[Layout annotation records]
──────────────────────────────
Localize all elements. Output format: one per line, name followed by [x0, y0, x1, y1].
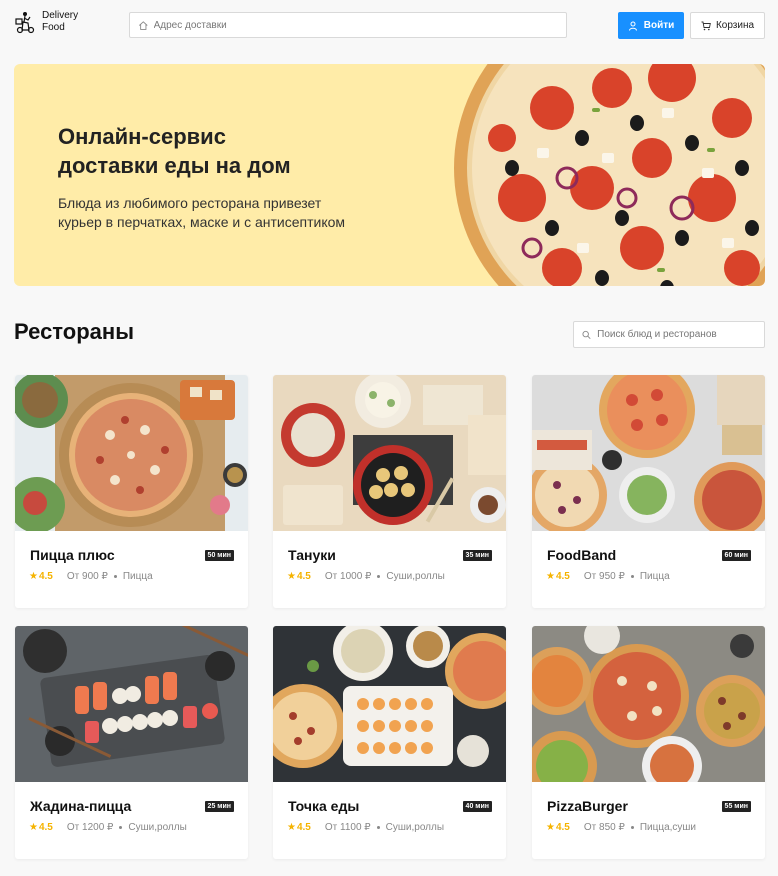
category: Суши,роллы [385, 822, 445, 833]
price: От 900 ₽ [66, 571, 108, 582]
restaurant-meta: ★ 4.5 От 850 ₽ Пицца,суши [546, 822, 696, 833]
sushi-board-image [15, 626, 248, 782]
rating: 4.5 [296, 822, 311, 833]
star-icon: ★ [287, 571, 296, 582]
star-icon: ★ [546, 822, 555, 833]
home-icon [139, 20, 148, 30]
header: Delivery Food Войти Корзина [0, 0, 778, 50]
category: Пицца [639, 571, 670, 582]
restaurant-card[interactable]: FoodBand 60 мин ★ 4.5 От 950 ₽ Пицца [532, 375, 765, 608]
delivery-time-badge: 55 мин [721, 801, 751, 812]
separator-dot [630, 575, 634, 578]
delivery-logo-icon [15, 12, 35, 34]
search-field[interactable] [573, 321, 765, 348]
rating: 4.5 [38, 571, 53, 582]
promo-title: Онлайн-сервис доставки еды на дом [58, 124, 291, 178]
restaurants-title: Рестораны [14, 319, 134, 344]
price: От 850 ₽ [583, 822, 625, 833]
pizza-set-image [532, 626, 765, 782]
separator-dot [113, 575, 117, 578]
separator-dot [119, 826, 123, 829]
restaurant-card[interactable]: Жадина-пицца 25 мин ★ 4.5 От 1200 ₽ Суши… [15, 626, 248, 859]
restaurant-name: Точка еды [288, 798, 360, 814]
pizza-platter-image [15, 375, 248, 531]
category: Пицца [122, 571, 153, 582]
category: Суши,роллы [386, 571, 445, 582]
search-icon [582, 330, 591, 339]
delivery-time-badge: 60 мин [721, 550, 751, 561]
address-input[interactable] [153, 19, 566, 31]
star-icon: ★ [546, 571, 555, 582]
separator-dot [377, 575, 381, 578]
rating: 4.5 [555, 571, 570, 582]
restaurant-meta: ★ 4.5 От 1200 ₽ Суши,роллы [29, 822, 187, 833]
price: От 1100 ₽ [324, 822, 371, 833]
sushi-and-pizza-image [273, 626, 506, 782]
restaurant-name: Жадина-пицца [30, 798, 132, 814]
price: От 950 ₽ [583, 571, 625, 582]
category: Суши,роллы [128, 822, 187, 833]
asian-dishes-image [273, 375, 506, 531]
restaurant-card[interactable]: Тануки 35 мин ★ 4.5 От 1000 ₽ Суши,роллы [273, 375, 506, 608]
restaurant-card[interactable]: Пицца плюс 50 мин ★ 4.5 От 900 ₽ Пицца [15, 375, 248, 608]
restaurant-meta: ★ 4.5 От 900 ₽ Пицца [29, 571, 153, 582]
delivery-time-badge: 25 мин [204, 801, 234, 812]
star-icon: ★ [287, 822, 296, 833]
cart-icon [701, 21, 711, 30]
promo-banner: Онлайн-сервис доставки еды на дом Блюда … [14, 64, 765, 286]
rating: 4.5 [555, 822, 570, 833]
restaurant-name: Пицца плюс [30, 547, 115, 563]
login-label: Войти [643, 20, 675, 31]
restaurant-meta: ★ 4.5 От 1100 ₽ Суши,роллы [287, 822, 444, 833]
delivery-time-badge: 40 мин [462, 801, 492, 812]
restaurant-card[interactable]: PizzaBurger 55 мин ★ 4.5 От 850 ₽ Пицца,… [532, 626, 765, 859]
rating: 4.5 [38, 822, 53, 833]
address-field[interactable] [129, 12, 567, 38]
delivery-time-badge: 35 мин [462, 550, 492, 561]
promo-text: Блюда из любимого ресторана привезет кур… [58, 195, 346, 230]
restaurant-name: FoodBand [547, 547, 617, 563]
search-input[interactable] [597, 329, 764, 340]
restaurant-name: PizzaBurger [547, 798, 628, 814]
restaurant-meta: ★ 4.5 От 950 ₽ Пицца [546, 571, 670, 582]
promo-pizza-image [454, 64, 765, 286]
restaurant-name: Тануки [288, 547, 336, 563]
category: Пицца,суши [639, 822, 697, 833]
price: От 1200 ₽ [66, 822, 114, 833]
restaurant-meta: ★ 4.5 От 1000 ₽ Суши,роллы [287, 571, 445, 582]
star-icon: ★ [29, 822, 38, 833]
separator-dot [376, 826, 380, 829]
separator-dot [630, 826, 634, 829]
user-icon [628, 21, 637, 31]
cart-button[interactable]: Корзина [690, 12, 765, 39]
cart-label: Корзина [715, 20, 755, 31]
price: От 1000 ₽ [324, 571, 372, 582]
pizza-mix-image [532, 375, 765, 531]
rating: 4.5 [296, 571, 311, 582]
star-icon: ★ [29, 571, 38, 582]
logo[interactable]: Delivery Food [14, 10, 78, 34]
login-button[interactable]: Войти [618, 12, 684, 39]
logo-line-1: Delivery [42, 10, 79, 21]
restaurant-card[interactable]: Точка еды 40 мин ★ 4.5 От 1100 ₽ Суши,ро… [273, 626, 506, 859]
delivery-time-badge: 50 мин [204, 550, 234, 561]
logo-line-2: Food [42, 22, 65, 33]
──────────────────────────────
> **Task instructions**
Repeat every line of the records above word for word, leaving out the pictures.

> **Written solution**
Localize all elements. Output format: one per line, name followed by [x0, y0, x1, y1].
category: Суши,роллы [385, 822, 445, 833]
price: От 900 ₽ [66, 571, 108, 582]
restaurant-meta: ★ 4.5 От 850 ₽ Пицца,суши [546, 822, 696, 833]
sushi-board-image [15, 626, 248, 782]
rating: 4.5 [296, 822, 311, 833]
star-icon: ★ [287, 571, 296, 582]
star-icon: ★ [546, 822, 555, 833]
home-icon [139, 20, 148, 30]
header: Delivery Food Войти Корзина [0, 0, 778, 50]
category: Пицца [639, 571, 670, 582]
restaurant-card[interactable]: FoodBand 60 мин ★ 4.5 От 950 ₽ Пицца [532, 375, 765, 608]
delivery-time-badge: 55 мин [721, 801, 751, 812]
separator-dot [630, 575, 634, 578]
delivery-logo-icon [15, 12, 35, 34]
search-field[interactable] [573, 321, 765, 348]
rating: 4.5 [38, 571, 53, 582]
promo-title: Онлайн-сервис доставки еды на дом [58, 124, 291, 178]
restaurants-title: Рестораны [14, 319, 134, 344]
price: От 850 ₽ [583, 822, 625, 833]
pizza-set-image [532, 626, 765, 782]
separator-dot [113, 575, 117, 578]
separator-dot [119, 826, 123, 829]
restaurant-card[interactable]: Жадина-пицца 25 мин ★ 4.5 От 1200 ₽ Суши… [15, 626, 248, 859]
restaurant-name: Точка еды [288, 798, 360, 814]
pizza-platter-image [15, 375, 248, 531]
category: Пицца [122, 571, 153, 582]
category: Суши,роллы [386, 571, 445, 582]
search-icon [582, 330, 591, 339]
delivery-time-badge: 60 мин [721, 550, 751, 561]
address-input[interactable] [153, 19, 566, 31]
star-icon: ★ [546, 571, 555, 582]
separator-dot [377, 575, 381, 578]
rating: 4.5 [555, 571, 570, 582]
restaurant-meta: ★ 4.5 От 1200 ₽ Суши,роллы [29, 822, 187, 833]
price: От 1100 ₽ [324, 822, 371, 833]
sushi-and-pizza-image [273, 626, 506, 782]
restaurant-name: Жадина-пицца [30, 798, 132, 814]
price: От 950 ₽ [583, 571, 625, 582]
category: Суши,роллы [128, 822, 187, 833]
asian-dishes-image [273, 375, 506, 531]
restaurant-card[interactable]: Тануки 35 мин ★ 4.5 От 1000 ₽ Суши,роллы [273, 375, 506, 608]
restaurant-card[interactable]: Пицца плюс 50 мин ★ 4.5 От 900 ₽ Пицца [15, 375, 248, 608]
restaurant-meta: ★ 4.5 От 900 ₽ Пицца [29, 571, 153, 582]
delivery-time-badge: 25 мин [204, 801, 234, 812]
star-icon: ★ [287, 822, 296, 833]
cart-icon [701, 21, 711, 30]
promo-banner: Онлайн-сервис доставки еды на дом Блюда … [14, 64, 765, 286]
rating: 4.5 [555, 822, 570, 833]
restaurant-name: Пицца плюс [30, 547, 115, 563]
login-label: Войти [643, 20, 675, 31]
restaurant-meta: ★ 4.5 От 1100 ₽ Суши,роллы [287, 822, 444, 833]
delivery-time-badge: 40 мин [462, 801, 492, 812]
restaurant-card[interactable]: PizzaBurger 55 мин ★ 4.5 От 850 ₽ Пицца,… [532, 626, 765, 859]
rating: 4.5 [38, 822, 53, 833]
address-field[interactable] [129, 12, 567, 38]
delivery-time-badge: 35 мин [462, 550, 492, 561]
promo-text: Блюда из любимого ресторана привезет кур… [58, 195, 346, 230]
restaurant-name: FoodBand [547, 547, 617, 563]
search-input[interactable] [597, 329, 764, 340]
restaurant-name: PizzaBurger [547, 798, 628, 814]
restaurant-meta: ★ 4.5 От 950 ₽ Пицца [546, 571, 670, 582]
promo-pizza-image [454, 64, 765, 286]
restaurant-name: Тануки [288, 547, 336, 563]
category: Пицца,суши [639, 822, 697, 833]
price: От 1200 ₽ [66, 822, 114, 833]
restaurant-meta: ★ 4.5 От 1000 ₽ Суши,роллы [287, 571, 445, 582]
star-icon: ★ [29, 822, 38, 833]
separator-dot [376, 826, 380, 829]
separator-dot [630, 826, 634, 829]
user-icon [628, 21, 637, 31]
cart-button[interactable]: Корзина [690, 12, 765, 39]
cart-label: Корзина [715, 20, 755, 31]
price: От 1000 ₽ [324, 571, 372, 582]
pizza-mix-image [532, 375, 765, 531]
rating: 4.5 [296, 571, 311, 582]
star-icon: ★ [29, 571, 38, 582]
logo[interactable]: Delivery Food [14, 10, 78, 34]
login-button[interactable]: Войти [618, 12, 684, 39]
logo-line-1: Delivery [42, 10, 79, 21]
restaurant-card[interactable]: Точка еды 40 мин ★ 4.5 От 1100 ₽ Суши,ро… [273, 626, 506, 859]
delivery-time-badge: 50 мин [204, 550, 234, 561]
logo-line-2: Food [42, 22, 65, 33]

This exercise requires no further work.